### Supplied entries
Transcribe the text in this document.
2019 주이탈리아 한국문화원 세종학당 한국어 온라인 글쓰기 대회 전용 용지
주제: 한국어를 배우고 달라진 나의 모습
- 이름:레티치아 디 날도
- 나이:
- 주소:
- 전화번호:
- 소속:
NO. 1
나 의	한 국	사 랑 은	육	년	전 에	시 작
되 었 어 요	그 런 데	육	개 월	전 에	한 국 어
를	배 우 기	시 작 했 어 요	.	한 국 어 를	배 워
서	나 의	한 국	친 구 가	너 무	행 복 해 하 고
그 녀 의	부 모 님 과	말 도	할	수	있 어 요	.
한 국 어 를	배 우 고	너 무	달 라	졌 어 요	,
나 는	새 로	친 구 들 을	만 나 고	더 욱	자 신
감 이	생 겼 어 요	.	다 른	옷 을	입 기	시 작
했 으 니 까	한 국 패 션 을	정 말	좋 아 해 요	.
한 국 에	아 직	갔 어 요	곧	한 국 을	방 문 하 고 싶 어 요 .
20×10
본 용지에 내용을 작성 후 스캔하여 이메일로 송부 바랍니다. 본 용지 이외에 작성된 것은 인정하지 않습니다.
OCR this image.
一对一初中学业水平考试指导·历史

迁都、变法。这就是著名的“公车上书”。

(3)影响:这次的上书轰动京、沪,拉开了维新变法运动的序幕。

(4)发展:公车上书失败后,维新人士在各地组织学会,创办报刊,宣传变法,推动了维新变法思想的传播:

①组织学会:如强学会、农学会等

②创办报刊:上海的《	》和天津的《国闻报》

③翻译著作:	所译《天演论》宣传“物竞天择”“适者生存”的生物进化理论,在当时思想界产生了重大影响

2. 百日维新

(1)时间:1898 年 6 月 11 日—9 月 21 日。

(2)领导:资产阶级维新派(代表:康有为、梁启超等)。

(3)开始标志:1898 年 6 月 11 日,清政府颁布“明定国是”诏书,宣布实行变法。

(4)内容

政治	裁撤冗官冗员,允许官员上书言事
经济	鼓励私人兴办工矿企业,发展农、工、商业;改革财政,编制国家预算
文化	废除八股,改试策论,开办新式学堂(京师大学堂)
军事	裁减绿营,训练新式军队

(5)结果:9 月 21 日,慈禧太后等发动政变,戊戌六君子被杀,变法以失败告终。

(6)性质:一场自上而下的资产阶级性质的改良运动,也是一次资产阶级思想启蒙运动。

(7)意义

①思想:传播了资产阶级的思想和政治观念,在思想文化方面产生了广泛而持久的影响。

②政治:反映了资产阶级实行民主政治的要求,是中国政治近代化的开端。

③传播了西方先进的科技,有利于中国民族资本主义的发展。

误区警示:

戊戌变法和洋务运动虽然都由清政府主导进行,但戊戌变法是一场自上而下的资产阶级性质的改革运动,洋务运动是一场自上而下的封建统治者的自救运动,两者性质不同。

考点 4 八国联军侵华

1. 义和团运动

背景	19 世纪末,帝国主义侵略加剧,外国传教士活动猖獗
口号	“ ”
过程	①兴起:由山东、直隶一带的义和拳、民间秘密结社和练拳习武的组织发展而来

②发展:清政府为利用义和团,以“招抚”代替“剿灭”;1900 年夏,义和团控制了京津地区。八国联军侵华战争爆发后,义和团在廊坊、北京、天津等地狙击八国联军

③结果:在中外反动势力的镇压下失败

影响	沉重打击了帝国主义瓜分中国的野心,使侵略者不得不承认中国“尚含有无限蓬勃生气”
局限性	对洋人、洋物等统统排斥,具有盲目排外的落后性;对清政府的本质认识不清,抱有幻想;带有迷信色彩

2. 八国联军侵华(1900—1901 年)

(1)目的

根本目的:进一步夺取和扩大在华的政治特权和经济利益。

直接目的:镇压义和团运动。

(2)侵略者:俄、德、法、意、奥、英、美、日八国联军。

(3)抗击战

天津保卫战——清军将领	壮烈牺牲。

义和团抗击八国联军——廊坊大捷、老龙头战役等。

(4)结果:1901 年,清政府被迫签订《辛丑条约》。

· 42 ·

### Set task
Copy out the full listing exactly.

### Exercise solution
Transcribe the text in this document.
2019 주이탈리아 한국문화원 세종학당 한국어 온라인 글쓰기 대회 전용 용지
주제: 한국어를 배우고 달라진 나의 모습
- 이름:레티치아 디 날도
- 나이:
- 주소:
- 전화번호:
- 소속:
NO. 1
나 의	한 국	사 랑 은	육	년	전 에	시 작
되 었 어 요	그 런 데	육	개 월	전 에	한 국 어
를	배 우 기	시 작 했 어 요	.	한 국 어 를	배 워
서	나 의	한 국	친 구 가	너 무	행 복 해 하 고
그 녀 의	부 모 님 과	말 도	할	수	있 어 요	.
한 국 어 를	배 우 고	너 무	달 라	졌 어 요	,
나 는	새 로	친 구 들 을	만 나 고	더 욱	자 신
감 이	생 겼 어 요	.	다 른	옷 을	입 기	시 작
했 으 니 까	한 국 패 션 을	정 말	좋 아 해 요	.
한 국 에	아 직	갔 어 요	곧	한 국 을	방 문 하 고 싶 어 요 .
20×10
본 용지에 내용을 작성 후 스캔하여 이메일로 송부 바랍니다. 본 용지 이외에 작성된 것은 인정하지 않습니다.
OCR this image.
一对一初中学业水平考试指导·历史

迁都、变法。这就是著名的“公车上书”。

(3)影响:这次的上书轰动京、沪,拉开了维新变法运动的序幕。

(4)发展:公车上书失败后,维新人士在各地组织学会,创办报刊,宣传变法,推动了维新变法思想的传播:

①组织学会:如强学会、农学会等

②创办报刊:上海的《	》和天津的《国闻报》

③翻译著作:	所译《天演论》宣传“物竞天择”“适者生存”的生物进化理论,在当时思想界产生了重大影响

2. 百日维新

(1)时间:1898 年 6 月 11 日—9 月 21 日。

(2)领导:资产阶级维新派(代表:康有为、梁启超等)。

(3)开始标志:1898 年 6 月 11 日,清政府颁布“明定国是”诏书,宣布实行变法。

(4)内容

政治	裁撤冗官冗员,允许官员上书言事
经济	鼓励私人兴办工矿企业,发展农、工、商业;改革财政,编制国家预算
文化	废除八股,改试策论,开办新式学堂(京师大学堂)
军事	裁减绿营,训练新式军队

(5)结果:9 月 21 日,慈禧太后等发动政变,戊戌六君子被杀,变法以失败告终。

(6)性质:一场自上而下的资产阶级性质的改良运动,也是一次资产阶级思想启蒙运动。

(7)意义

①思想:传播了资产阶级的思想和政治观念,在思想文化方面产生了广泛而持久的影响。

②政治:反映了资产阶级实行民主政治的要求,是中国政治近代化的开端。

③传播了西方先进的科技,有利于中国民族资本主义的发展。

误区警示:

戊戌变法和洋务运动虽然都由清政府主导进行,但戊戌变法是一场自上而下的资产阶级性质的改革运动,洋务运动是一场自上而下的封建统治者的自救运动,两者性质不同。

考点 4 八国联军侵华

1. 义和团运动

背景	19 世纪末,帝国主义侵略加剧,外国传教士活动猖獗
口号	“ ”
过程	①兴起:由山东、直隶一带的义和拳、民间秘密结社和练拳习武的组织发展而来

②发展:清政府为利用义和团,以“招抚”代替“剿灭”;1900 年夏,义和团控制了京津地区。八国联军侵华战争爆发后,义和团在廊坊、北京、天津等地狙击八国联军

③结果:在中外反动势力的镇压下失败

影响	沉重打击了帝国主义瓜分中国的野心,使侵略者不得不承认中国“尚含有无限蓬勃生气”
局限性	对洋人、洋物等统统排斥,具有盲目排外的落后性;对清政府的本质认识不清,抱有幻想;带有迷信色彩

2. 八国联军侵华(1900—1901 年)

(1)目的

根本目的:进一步夺取和扩大在华的政治特权和经济利益。

直接目的:镇压义和团运动。

(2)侵略者:俄、德、法、意、奥、英、美、日八国联军。

(3)抗击战

天津保卫战——清军将领	壮烈牺牲。

义和团抗击八国联军——廊坊大捷、老龙头战役等。

(4)结果:1901 年,清政府被迫签订《辛丑条约》。

· 42 ·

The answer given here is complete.